>>>>
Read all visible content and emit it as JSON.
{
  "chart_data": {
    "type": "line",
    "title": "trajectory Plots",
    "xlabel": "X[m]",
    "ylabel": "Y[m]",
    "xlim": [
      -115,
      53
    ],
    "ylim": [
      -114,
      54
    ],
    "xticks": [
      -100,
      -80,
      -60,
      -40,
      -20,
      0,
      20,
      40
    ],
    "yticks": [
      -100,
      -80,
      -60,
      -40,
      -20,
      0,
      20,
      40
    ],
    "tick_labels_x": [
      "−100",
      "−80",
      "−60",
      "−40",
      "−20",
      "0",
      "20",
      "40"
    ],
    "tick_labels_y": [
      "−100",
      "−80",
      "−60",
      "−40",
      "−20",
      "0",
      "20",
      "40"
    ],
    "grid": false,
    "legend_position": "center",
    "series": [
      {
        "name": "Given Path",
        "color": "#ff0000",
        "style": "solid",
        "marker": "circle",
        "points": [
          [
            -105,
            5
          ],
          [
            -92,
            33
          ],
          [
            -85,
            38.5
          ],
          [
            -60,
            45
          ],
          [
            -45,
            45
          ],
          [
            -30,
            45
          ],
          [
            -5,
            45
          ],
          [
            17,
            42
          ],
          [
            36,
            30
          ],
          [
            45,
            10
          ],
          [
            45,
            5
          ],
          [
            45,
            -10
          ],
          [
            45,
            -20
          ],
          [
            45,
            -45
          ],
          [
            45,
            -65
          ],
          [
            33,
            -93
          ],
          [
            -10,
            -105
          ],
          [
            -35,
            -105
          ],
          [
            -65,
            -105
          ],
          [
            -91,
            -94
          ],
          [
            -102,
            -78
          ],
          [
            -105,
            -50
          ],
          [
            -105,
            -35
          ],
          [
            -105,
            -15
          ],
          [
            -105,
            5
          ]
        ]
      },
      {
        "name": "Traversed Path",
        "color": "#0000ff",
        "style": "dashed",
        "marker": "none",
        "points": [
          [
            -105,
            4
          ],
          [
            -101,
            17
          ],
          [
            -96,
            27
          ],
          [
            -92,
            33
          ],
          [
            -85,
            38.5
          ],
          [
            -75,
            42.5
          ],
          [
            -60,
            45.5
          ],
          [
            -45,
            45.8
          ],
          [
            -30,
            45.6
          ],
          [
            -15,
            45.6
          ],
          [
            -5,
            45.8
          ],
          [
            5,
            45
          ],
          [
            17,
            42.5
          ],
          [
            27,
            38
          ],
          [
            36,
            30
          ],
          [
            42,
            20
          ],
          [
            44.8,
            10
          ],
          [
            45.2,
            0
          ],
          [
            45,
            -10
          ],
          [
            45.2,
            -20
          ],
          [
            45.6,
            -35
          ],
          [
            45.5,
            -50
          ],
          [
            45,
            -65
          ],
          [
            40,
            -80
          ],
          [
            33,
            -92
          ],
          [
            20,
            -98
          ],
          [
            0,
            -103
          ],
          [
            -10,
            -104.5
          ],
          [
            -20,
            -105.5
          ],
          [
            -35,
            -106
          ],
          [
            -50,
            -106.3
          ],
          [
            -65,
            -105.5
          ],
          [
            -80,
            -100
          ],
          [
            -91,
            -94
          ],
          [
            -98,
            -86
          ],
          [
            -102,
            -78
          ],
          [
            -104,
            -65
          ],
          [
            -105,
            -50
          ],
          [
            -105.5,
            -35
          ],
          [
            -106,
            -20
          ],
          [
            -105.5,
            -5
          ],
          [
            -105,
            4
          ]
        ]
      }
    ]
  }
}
<<<<
>>>>
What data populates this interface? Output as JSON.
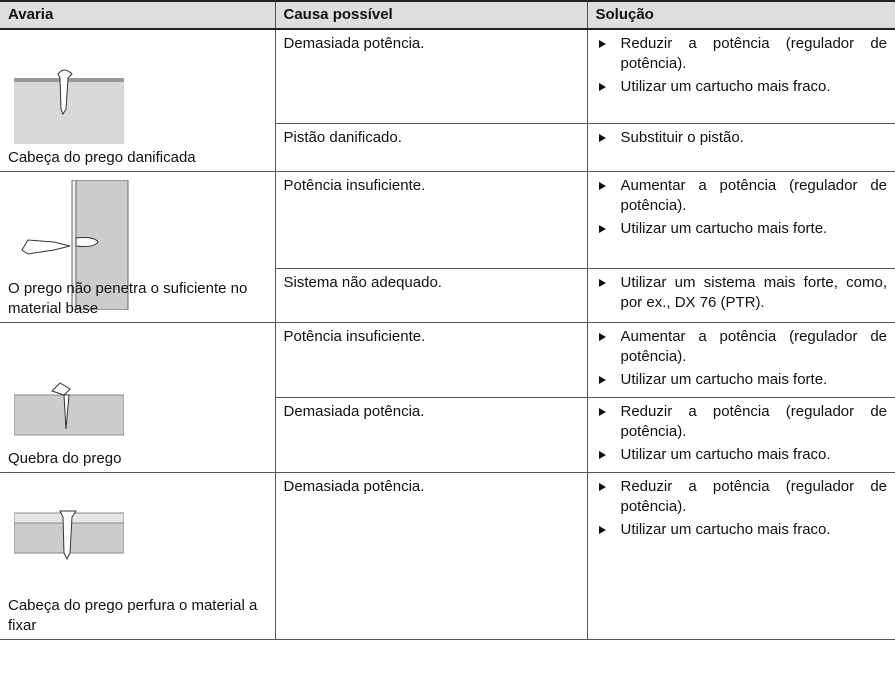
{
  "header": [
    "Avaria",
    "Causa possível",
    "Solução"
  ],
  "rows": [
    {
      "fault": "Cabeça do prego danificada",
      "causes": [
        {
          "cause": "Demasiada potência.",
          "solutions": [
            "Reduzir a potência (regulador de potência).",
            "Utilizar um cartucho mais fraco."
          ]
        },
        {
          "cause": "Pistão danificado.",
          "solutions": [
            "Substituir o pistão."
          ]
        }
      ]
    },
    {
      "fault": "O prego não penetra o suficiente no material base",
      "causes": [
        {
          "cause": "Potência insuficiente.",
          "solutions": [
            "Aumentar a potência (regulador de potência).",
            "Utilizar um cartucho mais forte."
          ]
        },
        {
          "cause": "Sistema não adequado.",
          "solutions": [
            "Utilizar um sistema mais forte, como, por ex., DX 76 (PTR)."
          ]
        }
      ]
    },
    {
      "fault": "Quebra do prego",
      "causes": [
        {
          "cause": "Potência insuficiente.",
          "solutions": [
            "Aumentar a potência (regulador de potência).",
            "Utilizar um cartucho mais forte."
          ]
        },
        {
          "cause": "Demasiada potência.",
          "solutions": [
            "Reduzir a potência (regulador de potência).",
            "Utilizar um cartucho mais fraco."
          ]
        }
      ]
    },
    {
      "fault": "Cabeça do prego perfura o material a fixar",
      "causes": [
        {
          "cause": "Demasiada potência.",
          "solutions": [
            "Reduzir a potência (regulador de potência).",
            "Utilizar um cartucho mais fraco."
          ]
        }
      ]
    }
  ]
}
<<<<
>>>>
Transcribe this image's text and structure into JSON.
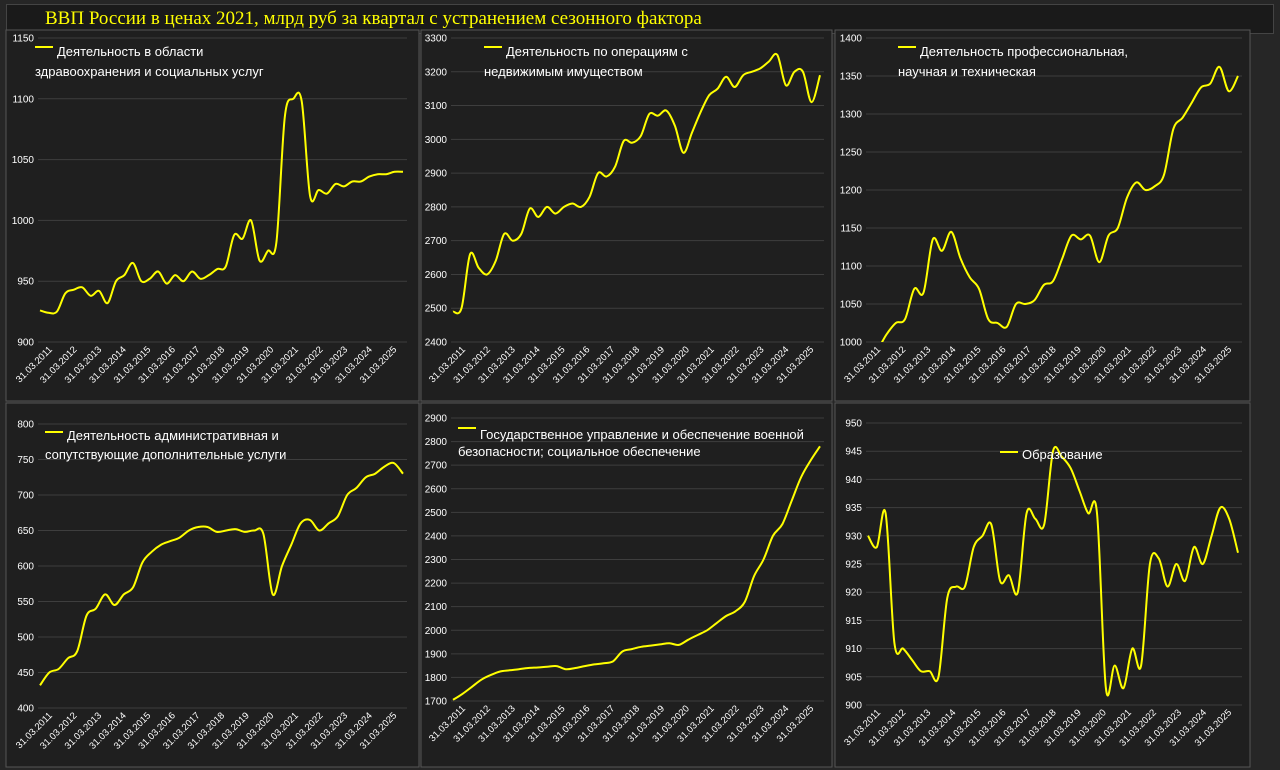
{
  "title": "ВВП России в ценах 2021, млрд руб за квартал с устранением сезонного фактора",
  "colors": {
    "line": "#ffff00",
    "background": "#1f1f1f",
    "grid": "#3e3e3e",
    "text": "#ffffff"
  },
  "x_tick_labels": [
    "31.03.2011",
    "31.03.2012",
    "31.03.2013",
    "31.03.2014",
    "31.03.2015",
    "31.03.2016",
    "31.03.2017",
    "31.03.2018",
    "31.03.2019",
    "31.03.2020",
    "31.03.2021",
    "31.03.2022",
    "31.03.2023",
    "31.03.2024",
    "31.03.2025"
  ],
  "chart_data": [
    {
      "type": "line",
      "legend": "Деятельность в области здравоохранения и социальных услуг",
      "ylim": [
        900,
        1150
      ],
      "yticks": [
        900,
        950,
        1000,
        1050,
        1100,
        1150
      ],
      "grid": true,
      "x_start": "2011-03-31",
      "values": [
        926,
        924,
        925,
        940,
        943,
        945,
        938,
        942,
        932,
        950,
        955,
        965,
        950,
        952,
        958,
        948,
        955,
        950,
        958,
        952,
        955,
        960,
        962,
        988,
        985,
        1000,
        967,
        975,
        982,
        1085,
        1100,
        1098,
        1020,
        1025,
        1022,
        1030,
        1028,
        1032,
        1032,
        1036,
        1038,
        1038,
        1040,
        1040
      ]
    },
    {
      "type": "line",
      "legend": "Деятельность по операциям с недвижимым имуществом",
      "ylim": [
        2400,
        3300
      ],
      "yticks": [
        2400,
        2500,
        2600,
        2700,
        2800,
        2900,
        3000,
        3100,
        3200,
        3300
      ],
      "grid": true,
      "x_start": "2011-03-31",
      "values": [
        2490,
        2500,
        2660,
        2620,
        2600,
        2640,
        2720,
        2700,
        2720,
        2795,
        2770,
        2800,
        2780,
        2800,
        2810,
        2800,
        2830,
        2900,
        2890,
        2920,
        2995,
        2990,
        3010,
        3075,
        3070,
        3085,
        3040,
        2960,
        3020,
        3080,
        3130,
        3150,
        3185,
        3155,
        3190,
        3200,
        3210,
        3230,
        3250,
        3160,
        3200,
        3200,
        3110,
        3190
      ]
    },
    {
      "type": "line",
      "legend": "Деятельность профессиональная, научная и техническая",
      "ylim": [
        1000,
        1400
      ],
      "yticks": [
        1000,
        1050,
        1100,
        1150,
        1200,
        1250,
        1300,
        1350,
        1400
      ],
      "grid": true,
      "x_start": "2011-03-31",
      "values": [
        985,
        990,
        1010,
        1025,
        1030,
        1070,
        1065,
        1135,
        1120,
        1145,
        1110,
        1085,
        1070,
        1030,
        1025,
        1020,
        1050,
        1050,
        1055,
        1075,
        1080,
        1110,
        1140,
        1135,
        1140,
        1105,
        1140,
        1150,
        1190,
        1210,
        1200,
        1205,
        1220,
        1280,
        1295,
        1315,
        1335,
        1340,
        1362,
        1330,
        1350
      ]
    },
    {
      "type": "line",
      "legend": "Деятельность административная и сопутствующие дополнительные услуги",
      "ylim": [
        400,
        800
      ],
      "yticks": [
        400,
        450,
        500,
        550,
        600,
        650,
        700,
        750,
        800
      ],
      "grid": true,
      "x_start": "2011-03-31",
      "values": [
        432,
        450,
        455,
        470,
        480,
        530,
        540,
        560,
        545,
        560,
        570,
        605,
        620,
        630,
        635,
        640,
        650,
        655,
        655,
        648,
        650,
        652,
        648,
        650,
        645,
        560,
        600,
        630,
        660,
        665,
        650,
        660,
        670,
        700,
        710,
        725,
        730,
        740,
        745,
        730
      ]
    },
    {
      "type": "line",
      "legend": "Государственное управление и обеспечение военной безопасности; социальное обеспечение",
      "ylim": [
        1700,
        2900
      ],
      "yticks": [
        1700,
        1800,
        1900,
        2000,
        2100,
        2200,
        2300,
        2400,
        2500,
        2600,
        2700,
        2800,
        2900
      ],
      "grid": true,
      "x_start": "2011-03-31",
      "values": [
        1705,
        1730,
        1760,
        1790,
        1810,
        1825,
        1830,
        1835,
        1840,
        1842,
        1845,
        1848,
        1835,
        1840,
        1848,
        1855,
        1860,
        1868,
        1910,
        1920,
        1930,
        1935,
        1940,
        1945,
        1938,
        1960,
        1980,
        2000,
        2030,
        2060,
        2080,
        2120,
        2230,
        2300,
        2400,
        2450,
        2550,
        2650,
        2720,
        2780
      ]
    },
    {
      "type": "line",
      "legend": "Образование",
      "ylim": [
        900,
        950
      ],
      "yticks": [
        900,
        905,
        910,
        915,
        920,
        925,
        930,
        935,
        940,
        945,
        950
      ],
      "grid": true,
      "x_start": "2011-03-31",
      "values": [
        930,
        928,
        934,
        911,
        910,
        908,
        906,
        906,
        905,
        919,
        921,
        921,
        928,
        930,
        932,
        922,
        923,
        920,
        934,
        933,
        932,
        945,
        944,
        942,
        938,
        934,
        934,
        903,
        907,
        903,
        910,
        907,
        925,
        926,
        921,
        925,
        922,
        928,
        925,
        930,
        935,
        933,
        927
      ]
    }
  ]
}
<<<<
# What the task requires:
Where a line in the entries holds the word "prego", copy that line.

# Finished exercise:
      "fault": "Cabeça do prego danificada",
      "fault": "O prego não penetra o suficiente no material base",
      "fault": "Quebra do prego",
      "fault": "Cabeça do prego perfura o material a fixar",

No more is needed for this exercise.